(Stored data entries)
== == ==

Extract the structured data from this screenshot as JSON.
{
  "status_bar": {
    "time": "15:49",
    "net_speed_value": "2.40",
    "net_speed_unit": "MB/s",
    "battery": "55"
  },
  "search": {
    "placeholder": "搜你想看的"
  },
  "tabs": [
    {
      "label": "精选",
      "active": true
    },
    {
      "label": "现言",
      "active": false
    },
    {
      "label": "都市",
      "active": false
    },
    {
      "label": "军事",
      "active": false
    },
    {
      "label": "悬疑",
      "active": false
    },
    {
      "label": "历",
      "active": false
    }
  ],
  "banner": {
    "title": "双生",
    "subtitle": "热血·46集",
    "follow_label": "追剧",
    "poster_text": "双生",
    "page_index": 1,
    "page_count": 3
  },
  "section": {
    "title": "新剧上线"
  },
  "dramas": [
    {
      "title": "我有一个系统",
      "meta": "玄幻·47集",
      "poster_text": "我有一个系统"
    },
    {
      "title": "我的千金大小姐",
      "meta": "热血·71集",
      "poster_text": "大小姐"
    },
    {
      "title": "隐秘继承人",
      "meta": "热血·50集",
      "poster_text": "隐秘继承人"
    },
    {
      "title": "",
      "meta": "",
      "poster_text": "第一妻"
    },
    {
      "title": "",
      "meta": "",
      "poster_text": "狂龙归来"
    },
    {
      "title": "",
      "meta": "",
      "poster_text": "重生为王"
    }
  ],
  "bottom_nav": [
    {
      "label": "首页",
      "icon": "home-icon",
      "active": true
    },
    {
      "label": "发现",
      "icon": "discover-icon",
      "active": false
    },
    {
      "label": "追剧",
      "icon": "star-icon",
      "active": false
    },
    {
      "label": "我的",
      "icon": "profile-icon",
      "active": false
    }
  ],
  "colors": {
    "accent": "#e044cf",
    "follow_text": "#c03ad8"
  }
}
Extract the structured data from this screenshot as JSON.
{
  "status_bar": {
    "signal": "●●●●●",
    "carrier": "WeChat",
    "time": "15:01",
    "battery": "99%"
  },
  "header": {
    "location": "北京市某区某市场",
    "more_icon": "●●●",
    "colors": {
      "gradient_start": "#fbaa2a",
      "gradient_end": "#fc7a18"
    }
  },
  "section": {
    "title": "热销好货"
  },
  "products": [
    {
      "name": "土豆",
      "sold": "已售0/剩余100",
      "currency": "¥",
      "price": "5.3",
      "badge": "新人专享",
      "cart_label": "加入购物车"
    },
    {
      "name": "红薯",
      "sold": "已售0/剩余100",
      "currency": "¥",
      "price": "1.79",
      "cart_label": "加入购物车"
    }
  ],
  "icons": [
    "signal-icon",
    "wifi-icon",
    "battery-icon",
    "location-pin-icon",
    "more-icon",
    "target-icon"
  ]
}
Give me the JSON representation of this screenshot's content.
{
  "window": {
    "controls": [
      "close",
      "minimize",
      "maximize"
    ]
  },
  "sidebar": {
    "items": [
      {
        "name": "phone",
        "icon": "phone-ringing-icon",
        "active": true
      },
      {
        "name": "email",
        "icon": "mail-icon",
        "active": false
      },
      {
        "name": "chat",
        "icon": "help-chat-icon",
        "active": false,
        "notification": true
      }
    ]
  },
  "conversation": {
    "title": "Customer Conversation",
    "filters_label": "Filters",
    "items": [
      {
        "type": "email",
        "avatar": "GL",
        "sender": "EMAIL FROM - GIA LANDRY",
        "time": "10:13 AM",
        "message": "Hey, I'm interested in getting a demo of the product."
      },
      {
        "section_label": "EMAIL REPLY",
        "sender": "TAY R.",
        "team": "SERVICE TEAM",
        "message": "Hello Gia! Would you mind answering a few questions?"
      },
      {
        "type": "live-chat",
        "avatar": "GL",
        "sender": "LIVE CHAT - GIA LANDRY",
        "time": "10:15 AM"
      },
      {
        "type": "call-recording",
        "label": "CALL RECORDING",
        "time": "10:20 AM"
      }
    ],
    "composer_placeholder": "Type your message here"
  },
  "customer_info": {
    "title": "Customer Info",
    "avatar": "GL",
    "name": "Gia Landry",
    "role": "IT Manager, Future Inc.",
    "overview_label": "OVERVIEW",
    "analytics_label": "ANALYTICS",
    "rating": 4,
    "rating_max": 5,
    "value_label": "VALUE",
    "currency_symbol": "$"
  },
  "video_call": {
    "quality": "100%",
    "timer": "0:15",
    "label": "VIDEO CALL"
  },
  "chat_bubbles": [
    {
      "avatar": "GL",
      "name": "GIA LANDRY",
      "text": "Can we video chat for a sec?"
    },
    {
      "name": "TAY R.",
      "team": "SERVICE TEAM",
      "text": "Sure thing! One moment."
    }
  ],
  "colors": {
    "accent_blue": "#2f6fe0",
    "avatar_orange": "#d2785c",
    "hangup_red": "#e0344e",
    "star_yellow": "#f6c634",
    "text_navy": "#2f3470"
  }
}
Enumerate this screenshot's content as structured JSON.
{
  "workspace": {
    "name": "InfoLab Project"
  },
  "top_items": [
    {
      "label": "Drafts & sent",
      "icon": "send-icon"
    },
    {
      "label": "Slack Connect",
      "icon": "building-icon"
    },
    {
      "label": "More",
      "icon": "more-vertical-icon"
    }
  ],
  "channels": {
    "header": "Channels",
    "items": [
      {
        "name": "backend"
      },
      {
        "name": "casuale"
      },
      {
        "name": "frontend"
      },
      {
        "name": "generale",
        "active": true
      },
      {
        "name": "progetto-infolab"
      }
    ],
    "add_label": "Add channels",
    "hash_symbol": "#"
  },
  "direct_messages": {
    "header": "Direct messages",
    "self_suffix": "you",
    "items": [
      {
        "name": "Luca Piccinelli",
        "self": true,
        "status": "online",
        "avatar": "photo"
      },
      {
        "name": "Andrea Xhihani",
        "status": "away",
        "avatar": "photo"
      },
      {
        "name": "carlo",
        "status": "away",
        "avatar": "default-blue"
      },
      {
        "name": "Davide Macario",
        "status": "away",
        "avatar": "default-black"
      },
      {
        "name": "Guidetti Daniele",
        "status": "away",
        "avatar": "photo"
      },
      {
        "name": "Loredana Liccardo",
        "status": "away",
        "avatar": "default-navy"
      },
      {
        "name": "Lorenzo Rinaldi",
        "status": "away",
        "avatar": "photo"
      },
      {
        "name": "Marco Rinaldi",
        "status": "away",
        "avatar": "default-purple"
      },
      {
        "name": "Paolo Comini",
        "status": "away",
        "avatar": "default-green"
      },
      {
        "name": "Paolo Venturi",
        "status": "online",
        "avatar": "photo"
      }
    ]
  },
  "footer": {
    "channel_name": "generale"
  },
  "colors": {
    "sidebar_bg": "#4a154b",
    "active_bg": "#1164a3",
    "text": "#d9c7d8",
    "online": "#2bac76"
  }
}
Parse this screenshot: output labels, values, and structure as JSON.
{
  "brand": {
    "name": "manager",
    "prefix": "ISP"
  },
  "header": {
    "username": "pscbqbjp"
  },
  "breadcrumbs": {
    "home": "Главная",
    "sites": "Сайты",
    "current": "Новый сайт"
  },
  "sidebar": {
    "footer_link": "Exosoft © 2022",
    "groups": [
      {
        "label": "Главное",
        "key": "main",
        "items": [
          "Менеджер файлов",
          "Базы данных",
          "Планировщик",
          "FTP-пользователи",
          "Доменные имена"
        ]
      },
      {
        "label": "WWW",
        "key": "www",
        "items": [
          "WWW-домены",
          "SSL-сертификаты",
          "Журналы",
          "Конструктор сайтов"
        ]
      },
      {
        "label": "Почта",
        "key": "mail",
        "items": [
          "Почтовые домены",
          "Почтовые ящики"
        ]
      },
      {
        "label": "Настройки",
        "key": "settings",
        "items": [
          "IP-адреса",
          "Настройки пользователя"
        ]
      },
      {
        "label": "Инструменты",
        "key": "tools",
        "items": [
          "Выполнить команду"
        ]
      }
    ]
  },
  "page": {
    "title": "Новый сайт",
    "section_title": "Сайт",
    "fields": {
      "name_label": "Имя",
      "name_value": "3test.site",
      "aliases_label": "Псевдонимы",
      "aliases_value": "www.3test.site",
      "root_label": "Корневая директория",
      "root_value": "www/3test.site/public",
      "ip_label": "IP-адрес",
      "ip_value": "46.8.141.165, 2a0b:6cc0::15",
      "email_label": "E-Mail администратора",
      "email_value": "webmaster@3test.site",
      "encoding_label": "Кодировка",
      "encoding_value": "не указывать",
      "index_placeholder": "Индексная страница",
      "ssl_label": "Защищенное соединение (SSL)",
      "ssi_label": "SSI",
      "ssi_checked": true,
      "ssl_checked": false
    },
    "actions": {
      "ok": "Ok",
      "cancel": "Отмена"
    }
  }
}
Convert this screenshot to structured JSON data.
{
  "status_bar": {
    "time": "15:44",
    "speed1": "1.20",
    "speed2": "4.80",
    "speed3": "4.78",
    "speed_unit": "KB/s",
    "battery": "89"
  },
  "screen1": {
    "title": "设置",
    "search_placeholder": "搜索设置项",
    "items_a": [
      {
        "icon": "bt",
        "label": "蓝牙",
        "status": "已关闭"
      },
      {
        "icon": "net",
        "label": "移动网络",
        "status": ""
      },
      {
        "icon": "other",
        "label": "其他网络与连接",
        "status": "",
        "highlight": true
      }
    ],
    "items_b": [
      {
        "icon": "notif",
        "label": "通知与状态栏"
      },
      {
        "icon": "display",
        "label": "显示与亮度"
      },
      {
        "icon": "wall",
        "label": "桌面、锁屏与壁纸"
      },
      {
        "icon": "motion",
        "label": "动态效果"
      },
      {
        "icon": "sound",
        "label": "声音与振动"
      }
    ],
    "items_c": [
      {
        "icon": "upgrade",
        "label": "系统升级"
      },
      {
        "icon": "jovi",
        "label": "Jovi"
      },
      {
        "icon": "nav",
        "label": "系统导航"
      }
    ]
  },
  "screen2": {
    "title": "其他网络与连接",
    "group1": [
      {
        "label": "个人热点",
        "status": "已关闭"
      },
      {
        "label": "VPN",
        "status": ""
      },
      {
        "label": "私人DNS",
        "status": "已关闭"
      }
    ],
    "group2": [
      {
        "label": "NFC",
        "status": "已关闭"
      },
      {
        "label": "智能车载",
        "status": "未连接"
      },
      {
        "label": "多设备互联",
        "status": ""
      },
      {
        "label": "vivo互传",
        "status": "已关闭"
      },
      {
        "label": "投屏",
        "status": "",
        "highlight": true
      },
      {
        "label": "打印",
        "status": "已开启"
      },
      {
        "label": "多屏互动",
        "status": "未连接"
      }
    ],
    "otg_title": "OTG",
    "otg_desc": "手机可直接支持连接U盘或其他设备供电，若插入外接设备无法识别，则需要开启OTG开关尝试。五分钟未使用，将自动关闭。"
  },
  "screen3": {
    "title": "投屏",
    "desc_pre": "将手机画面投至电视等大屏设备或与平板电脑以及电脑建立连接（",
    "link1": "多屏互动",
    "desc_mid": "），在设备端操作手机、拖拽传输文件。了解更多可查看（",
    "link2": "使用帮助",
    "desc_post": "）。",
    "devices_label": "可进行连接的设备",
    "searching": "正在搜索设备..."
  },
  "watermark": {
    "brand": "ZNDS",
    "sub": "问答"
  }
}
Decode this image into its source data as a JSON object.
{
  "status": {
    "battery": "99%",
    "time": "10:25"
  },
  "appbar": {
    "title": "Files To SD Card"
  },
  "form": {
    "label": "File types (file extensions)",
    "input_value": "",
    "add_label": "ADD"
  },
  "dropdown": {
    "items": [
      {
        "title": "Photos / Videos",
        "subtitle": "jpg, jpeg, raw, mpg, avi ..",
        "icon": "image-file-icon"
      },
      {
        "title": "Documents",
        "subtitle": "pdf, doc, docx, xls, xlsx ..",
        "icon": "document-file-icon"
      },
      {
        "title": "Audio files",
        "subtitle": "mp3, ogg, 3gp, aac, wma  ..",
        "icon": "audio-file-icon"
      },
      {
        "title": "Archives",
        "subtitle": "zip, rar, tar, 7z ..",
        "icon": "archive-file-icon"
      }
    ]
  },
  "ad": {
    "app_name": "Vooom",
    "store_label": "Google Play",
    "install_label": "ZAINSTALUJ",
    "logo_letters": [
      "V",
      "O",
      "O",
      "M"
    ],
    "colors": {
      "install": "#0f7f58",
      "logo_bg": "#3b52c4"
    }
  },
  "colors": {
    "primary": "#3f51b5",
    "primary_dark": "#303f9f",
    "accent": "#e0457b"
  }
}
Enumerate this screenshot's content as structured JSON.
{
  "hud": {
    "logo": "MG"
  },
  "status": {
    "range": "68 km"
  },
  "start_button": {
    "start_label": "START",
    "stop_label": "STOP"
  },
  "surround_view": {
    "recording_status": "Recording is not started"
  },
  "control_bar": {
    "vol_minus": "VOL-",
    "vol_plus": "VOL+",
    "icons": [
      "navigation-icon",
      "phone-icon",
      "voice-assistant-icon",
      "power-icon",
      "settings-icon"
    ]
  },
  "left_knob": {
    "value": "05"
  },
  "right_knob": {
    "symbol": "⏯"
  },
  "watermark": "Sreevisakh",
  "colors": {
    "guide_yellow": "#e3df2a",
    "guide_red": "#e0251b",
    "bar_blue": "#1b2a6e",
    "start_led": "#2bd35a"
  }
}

== == ==

* **What to work on**: Reproduce the lines of the entries above exactly, but only from the line containing "Decode this image" through the final line.

* **Reply**:
Decode this image into its source data as a JSON object.
{
  "status": {
    "battery": "99%",
    "time": "10:25"
  },
  "appbar": {
    "title": "Files To SD Card"
  },
  "form": {
    "label": "File types (file extensions)",
    "input_value": "",
    "add_label": "ADD"
  },
  "dropdown": {
    "items": [
      {
        "title": "Photos / Videos",
        "subtitle": "jpg, jpeg, raw, mpg, avi ..",
        "icon": "image-file-icon"
      },
      {
        "title": "Documents",
        "subtitle": "pdf, doc, docx, xls, xlsx ..",
        "icon": "document-file-icon"
      },
      {
        "title": "Audio files",
        "subtitle": "mp3, ogg, 3gp, aac, wma  ..",
        "icon": "audio-file-icon"
      },
      {
        "title": "Archives",
        "subtitle": "zip, rar, tar, 7z ..",
        "icon": "archive-file-icon"
      }
    ]
  },
  "ad": {
    "app_name": "Vooom",
    "store_label": "Google Play",
    "install_label": "ZAINSTALUJ",
    "logo_letters": [
      "V",
      "O",
      "O",
      "M"
    ],
    "colors": {
      "install": "#0f7f58",
      "logo_bg": "#3b52c4"
    }
  },
  "colors": {
    "primary": "#3f51b5",
    "primary_dark": "#303f9f",
    "accent": "#e0457b"
  }
}
Enumerate this screenshot's content as structured JSON.
{
  "hud": {
    "logo": "MG"
  },
  "status": {
    "range": "68 km"
  },
  "start_button": {
    "start_label": "START",
    "stop_label": "STOP"
  },
  "surround_view": {
    "recording_status": "Recording is not started"
  },
  "control_bar": {
    "vol_minus": "VOL-",
    "vol_plus": "VOL+",
    "icons": [
      "navigation-icon",
      "phone-icon",
      "voice-assistant-icon",
      "power-icon",
      "settings-icon"
    ]
  },
  "left_knob": {
    "value": "05"
  },
  "right_knob": {
    "symbol": "⏯"
  },
  "watermark": "Sreevisakh",
  "colors": {
    "guide_yellow": "#e3df2a",
    "guide_red": "#e0251b",
    "bar_blue": "#1b2a6e",
    "start_led": "#2bd35a"
  }
}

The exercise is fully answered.